-- BEGIN MATERIAL --

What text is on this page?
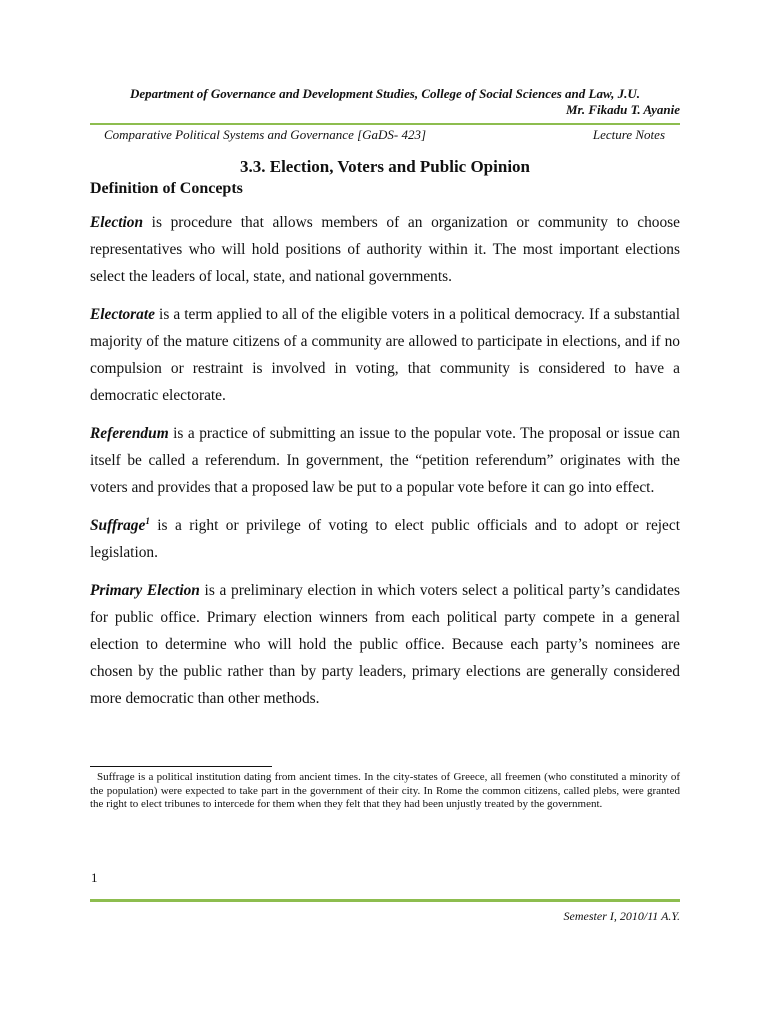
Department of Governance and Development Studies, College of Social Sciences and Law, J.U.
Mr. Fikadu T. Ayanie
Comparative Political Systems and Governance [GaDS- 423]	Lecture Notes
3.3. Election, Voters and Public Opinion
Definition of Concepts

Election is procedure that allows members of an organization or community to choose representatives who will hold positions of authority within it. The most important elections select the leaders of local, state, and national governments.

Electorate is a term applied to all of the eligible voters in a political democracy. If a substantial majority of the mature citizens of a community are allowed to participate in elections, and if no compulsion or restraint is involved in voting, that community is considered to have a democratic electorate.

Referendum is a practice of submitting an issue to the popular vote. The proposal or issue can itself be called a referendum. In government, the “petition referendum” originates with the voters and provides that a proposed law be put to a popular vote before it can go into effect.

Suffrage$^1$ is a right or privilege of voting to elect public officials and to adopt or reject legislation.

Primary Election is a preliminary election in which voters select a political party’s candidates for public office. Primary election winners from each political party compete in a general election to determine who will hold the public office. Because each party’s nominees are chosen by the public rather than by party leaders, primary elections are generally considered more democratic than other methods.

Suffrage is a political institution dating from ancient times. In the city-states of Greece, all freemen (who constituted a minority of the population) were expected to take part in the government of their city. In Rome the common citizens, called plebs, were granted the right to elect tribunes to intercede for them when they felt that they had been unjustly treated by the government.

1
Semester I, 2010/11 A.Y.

-- END MATERIAL --
-- BEGIN MATERIAL --

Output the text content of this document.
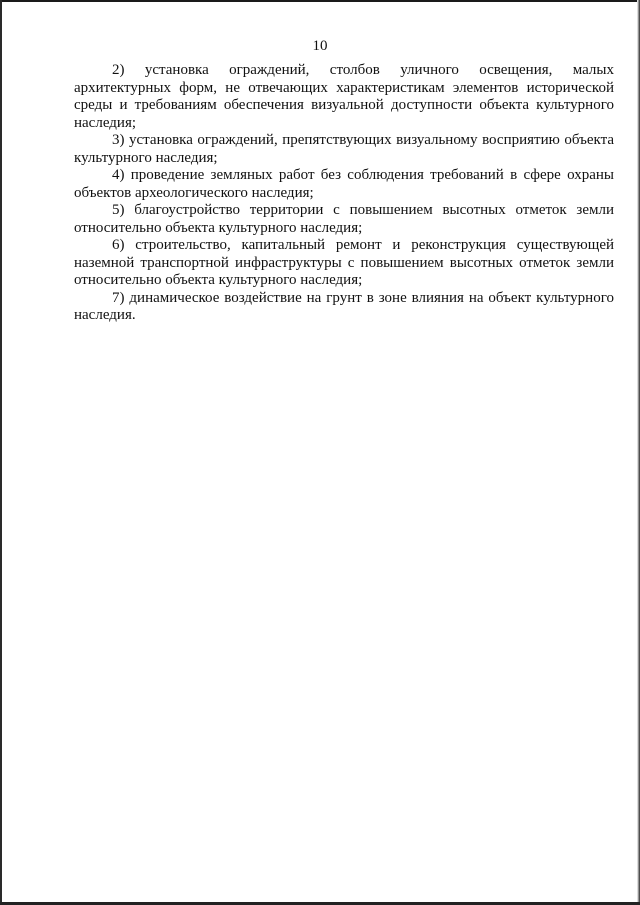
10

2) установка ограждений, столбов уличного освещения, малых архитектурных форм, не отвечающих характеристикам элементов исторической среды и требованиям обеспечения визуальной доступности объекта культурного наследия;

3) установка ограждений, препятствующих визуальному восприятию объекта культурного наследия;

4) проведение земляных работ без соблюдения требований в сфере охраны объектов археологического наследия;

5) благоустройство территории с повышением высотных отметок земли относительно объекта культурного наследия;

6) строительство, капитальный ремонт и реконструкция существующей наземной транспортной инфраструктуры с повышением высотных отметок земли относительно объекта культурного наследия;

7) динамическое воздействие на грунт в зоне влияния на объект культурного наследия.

-- END MATERIAL --

Using the records above, gather all lines where the string "высотных" is present.

5) благоустройство территории с повышением высотных отметок земли относительно объекта культурного наследия;
6) строительство, капитальный ремонт и реконструкция существующей наземной транспортной инфраструктуры с повышением высотных отметок земли относительно объекта культурного наследия;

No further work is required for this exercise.